* **Directive**
All entries must be repeated exactly; do not include the pictures.

———

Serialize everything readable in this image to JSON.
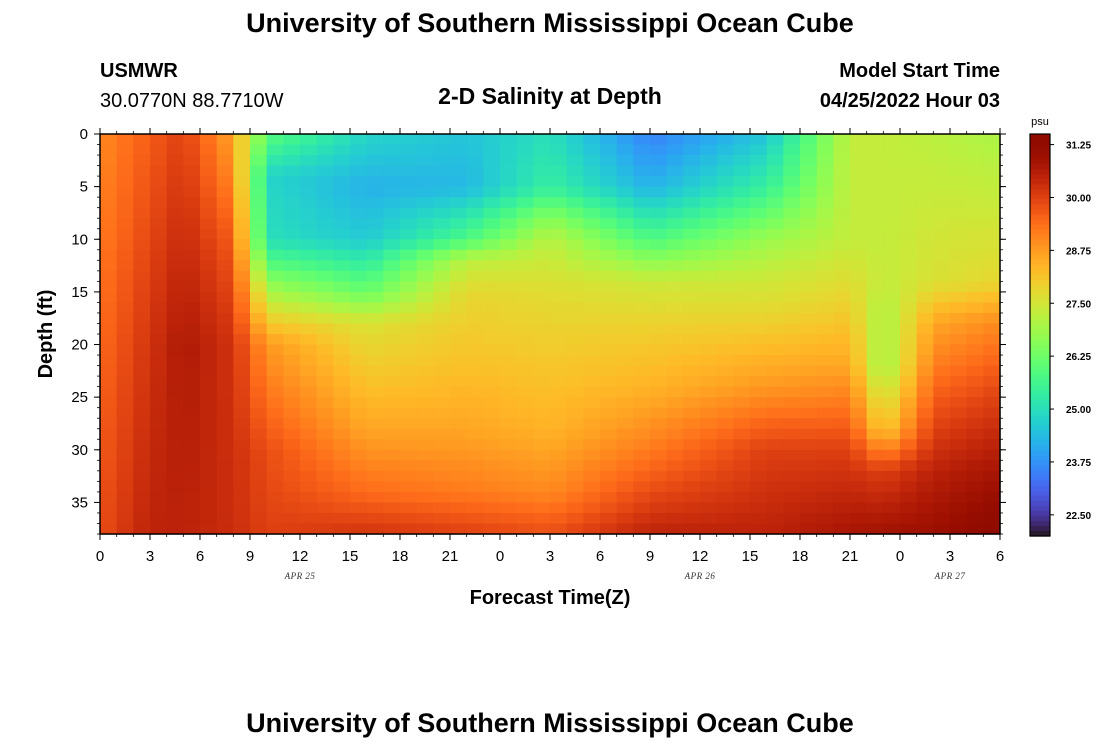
{
  "page": {
    "title": "University of Southern Mississippi Ocean Cube",
    "title_repeat": "University of Southern Mississippi Ocean Cube",
    "station_id": "USMWR",
    "station_coords": "30.0770N  88.7710W",
    "subtitle": "2-D Salinity at Depth",
    "model_label": "Model Start Time",
    "model_time": "04/25/2022 Hour 03"
  },
  "chart_data": {
    "type": "heatmap",
    "title": "2-D Salinity at Depth",
    "xlabel": "Forecast Time(Z)",
    "ylabel": "Depth (ft)",
    "x_ticks": [
      "0",
      "3",
      "6",
      "9",
      "12",
      "15",
      "18",
      "21",
      "0",
      "3",
      "6",
      "9",
      "12",
      "15",
      "18",
      "21",
      "0",
      "3",
      "6"
    ],
    "x_dates": [
      {
        "label": "APR 25",
        "tick_index": 4
      },
      {
        "label": "APR 26",
        "tick_index": 12
      },
      {
        "label": "APR 27",
        "tick_index": 17
      }
    ],
    "x_range_hours": [
      0,
      54
    ],
    "y_ticks": [
      0,
      5,
      10,
      15,
      20,
      25,
      30,
      35
    ],
    "y_range": [
      0,
      38
    ],
    "y_inverted": true,
    "colorbar": {
      "unit": "psu",
      "ticks": [
        "31.25",
        "30.00",
        "28.75",
        "27.50",
        "26.25",
        "25.00",
        "23.75",
        "22.50"
      ],
      "range": [
        22.0,
        31.5
      ],
      "colormap": "turbo"
    },
    "cell_hours": 1,
    "cell_depth_ft": 1,
    "profile_hours": [
      0,
      3,
      5,
      8,
      10,
      16,
      22,
      27,
      33,
      40,
      45,
      47,
      50,
      54
    ],
    "profiles": [
      [
        [
          0,
          29.0
        ],
        [
          38,
          29.8
        ]
      ],
      [
        [
          0,
          29.6
        ],
        [
          20,
          30.2
        ],
        [
          38,
          30.5
        ]
      ],
      [
        [
          0,
          30.0
        ],
        [
          20,
          30.7
        ],
        [
          38,
          30.5
        ]
      ],
      [
        [
          0,
          28.6
        ],
        [
          10,
          29.6
        ],
        [
          20,
          30.2
        ],
        [
          38,
          30.3
        ]
      ],
      [
        [
          0,
          26.0
        ],
        [
          4,
          24.8
        ],
        [
          10,
          25.0
        ],
        [
          15,
          27.0
        ],
        [
          20,
          28.8
        ],
        [
          30,
          29.8
        ],
        [
          38,
          30.0
        ]
      ],
      [
        [
          0,
          24.8
        ],
        [
          5,
          24.2
        ],
        [
          10,
          24.6
        ],
        [
          15,
          26.2
        ],
        [
          18,
          27.6
        ],
        [
          22,
          28.0
        ],
        [
          28,
          28.6
        ],
        [
          34,
          29.4
        ],
        [
          38,
          30.2
        ]
      ],
      [
        [
          0,
          24.5
        ],
        [
          5,
          24.3
        ],
        [
          10,
          25.8
        ],
        [
          12,
          27.2
        ],
        [
          15,
          27.8
        ],
        [
          22,
          28.2
        ],
        [
          28,
          28.6
        ],
        [
          34,
          29.2
        ],
        [
          38,
          30.0
        ]
      ],
      [
        [
          0,
          25.0
        ],
        [
          5,
          25.4
        ],
        [
          8,
          26.6
        ],
        [
          10,
          27.2
        ],
        [
          15,
          27.7
        ],
        [
          22,
          28.1
        ],
        [
          28,
          28.4
        ],
        [
          34,
          29.0
        ],
        [
          38,
          29.8
        ]
      ],
      [
        [
          0,
          23.5
        ],
        [
          5,
          24.2
        ],
        [
          10,
          25.8
        ],
        [
          14,
          27.4
        ],
        [
          18,
          27.9
        ],
        [
          24,
          28.4
        ],
        [
          30,
          29.2
        ],
        [
          35,
          30.0
        ],
        [
          38,
          30.5
        ]
      ],
      [
        [
          0,
          24.5
        ],
        [
          5,
          25.4
        ],
        [
          10,
          26.8
        ],
        [
          13,
          27.3
        ],
        [
          17,
          27.8
        ],
        [
          24,
          28.8
        ],
        [
          30,
          30.0
        ],
        [
          38,
          30.5
        ]
      ],
      [
        [
          0,
          27.3
        ],
        [
          10,
          27.3
        ],
        [
          15,
          27.8
        ],
        [
          22,
          28.6
        ],
        [
          30,
          30.0
        ],
        [
          38,
          30.8
        ]
      ],
      [
        [
          0,
          27.3
        ],
        [
          14,
          27.3
        ],
        [
          17,
          27.0
        ],
        [
          22,
          26.8
        ],
        [
          28,
          28.0
        ],
        [
          32,
          30.0
        ],
        [
          38,
          30.9
        ]
      ],
      [
        [
          0,
          27.2
        ],
        [
          14,
          27.6
        ],
        [
          18,
          28.6
        ],
        [
          25,
          29.6
        ],
        [
          32,
          30.5
        ],
        [
          38,
          31.0
        ]
      ],
      [
        [
          0,
          27.0
        ],
        [
          14,
          27.8
        ],
        [
          18,
          29.0
        ],
        [
          25,
          30.0
        ],
        [
          32,
          30.8
        ],
        [
          38,
          31.5
        ]
      ]
    ]
  }
}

———

* **Exercise response**
Serialize everything readable in this image to JSON.
{
  "page": {
    "title": "University of Southern Mississippi Ocean Cube",
    "title_repeat": "University of Southern Mississippi Ocean Cube",
    "station_id": "USMWR",
    "station_coords": "30.0770N  88.7710W",
    "subtitle": "2-D Salinity at Depth",
    "model_label": "Model Start Time",
    "model_time": "04/25/2022 Hour 03"
  },
  "chart_data": {
    "type": "heatmap",
    "title": "2-D Salinity at Depth",
    "xlabel": "Forecast Time(Z)",
    "ylabel": "Depth (ft)",
    "x_ticks": [
      "0",
      "3",
      "6",
      "9",
      "12",
      "15",
      "18",
      "21",
      "0",
      "3",
      "6",
      "9",
      "12",
      "15",
      "18",
      "21",
      "0",
      "3",
      "6"
    ],
    "x_dates": [
      {
        "label": "APR 25",
        "tick_index": 4
      },
      {
        "label": "APR 26",
        "tick_index": 12
      },
      {
        "label": "APR 27",
        "tick_index": 17
      }
    ],
    "x_range_hours": [
      0,
      54
    ],
    "y_ticks": [
      0,
      5,
      10,
      15,
      20,
      25,
      30,
      35
    ],
    "y_range": [
      0,
      38
    ],
    "y_inverted": true,
    "colorbar": {
      "unit": "psu",
      "ticks": [
        "31.25",
        "30.00",
        "28.75",
        "27.50",
        "26.25",
        "25.00",
        "23.75",
        "22.50"
      ],
      "range": [
        22.0,
        31.5
      ],
      "colormap": "turbo"
    },
    "cell_hours": 1,
    "cell_depth_ft": 1,
    "profile_hours": [
      0,
      3,
      5,
      8,
      10,
      16,
      22,
      27,
      33,
      40,
      45,
      47,
      50,
      54
    ],
    "profiles": [
      [
        [
          0,
          29.0
        ],
        [
          38,
          29.8
        ]
      ],
      [
        [
          0,
          29.6
        ],
        [
          20,
          30.2
        ],
        [
          38,
          30.5
        ]
      ],
      [
        [
          0,
          30.0
        ],
        [
          20,
          30.7
        ],
        [
          38,
          30.5
        ]
      ],
      [
        [
          0,
          28.6
        ],
        [
          10,
          29.6
        ],
        [
          20,
          30.2
        ],
        [
          38,
          30.3
        ]
      ],
      [
        [
          0,
          26.0
        ],
        [
          4,
          24.8
        ],
        [
          10,
          25.0
        ],
        [
          15,
          27.0
        ],
        [
          20,
          28.8
        ],
        [
          30,
          29.8
        ],
        [
          38,
          30.0
        ]
      ],
      [
        [
          0,
          24.8
        ],
        [
          5,
          24.2
        ],
        [
          10,
          24.6
        ],
        [
          15,
          26.2
        ],
        [
          18,
          27.6
        ],
        [
          22,
          28.0
        ],
        [
          28,
          28.6
        ],
        [
          34,
          29.4
        ],
        [
          38,
          30.2
        ]
      ],
      [
        [
          0,
          24.5
        ],
        [
          5,
          24.3
        ],
        [
          10,
          25.8
        ],
        [
          12,
          27.2
        ],
        [
          15,
          27.8
        ],
        [
          22,
          28.2
        ],
        [
          28,
          28.6
        ],
        [
          34,
          29.2
        ],
        [
          38,
          30.0
        ]
      ],
      [
        [
          0,
          25.0
        ],
        [
          5,
          25.4
        ],
        [
          8,
          26.6
        ],
        [
          10,
          27.2
        ],
        [
          15,
          27.7
        ],
        [
          22,
          28.1
        ],
        [
          28,
          28.4
        ],
        [
          34,
          29.0
        ],
        [
          38,
          29.8
        ]
      ],
      [
        [
          0,
          23.5
        ],
        [
          5,
          24.2
        ],
        [
          10,
          25.8
        ],
        [
          14,
          27.4
        ],
        [
          18,
          27.9
        ],
        [
          24,
          28.4
        ],
        [
          30,
          29.2
        ],
        [
          35,
          30.0
        ],
        [
          38,
          30.5
        ]
      ],
      [
        [
          0,
          24.5
        ],
        [
          5,
          25.4
        ],
        [
          10,
          26.8
        ],
        [
          13,
          27.3
        ],
        [
          17,
          27.8
        ],
        [
          24,
          28.8
        ],
        [
          30,
          30.0
        ],
        [
          38,
          30.5
        ]
      ],
      [
        [
          0,
          27.3
        ],
        [
          10,
          27.3
        ],
        [
          15,
          27.8
        ],
        [
          22,
          28.6
        ],
        [
          30,
          30.0
        ],
        [
          38,
          30.8
        ]
      ],
      [
        [
          0,
          27.3
        ],
        [
          14,
          27.3
        ],
        [
          17,
          27.0
        ],
        [
          22,
          26.8
        ],
        [
          28,
          28.0
        ],
        [
          32,
          30.0
        ],
        [
          38,
          30.9
        ]
      ],
      [
        [
          0,
          27.2
        ],
        [
          14,
          27.6
        ],
        [
          18,
          28.6
        ],
        [
          25,
          29.6
        ],
        [
          32,
          30.5
        ],
        [
          38,
          31.0
        ]
      ],
      [
        [
          0,
          27.0
        ],
        [
          14,
          27.8
        ],
        [
          18,
          29.0
        ],
        [
          25,
          30.0
        ],
        [
          32,
          30.8
        ],
        [
          38,
          31.5
        ]
      ]
    ]
  }
}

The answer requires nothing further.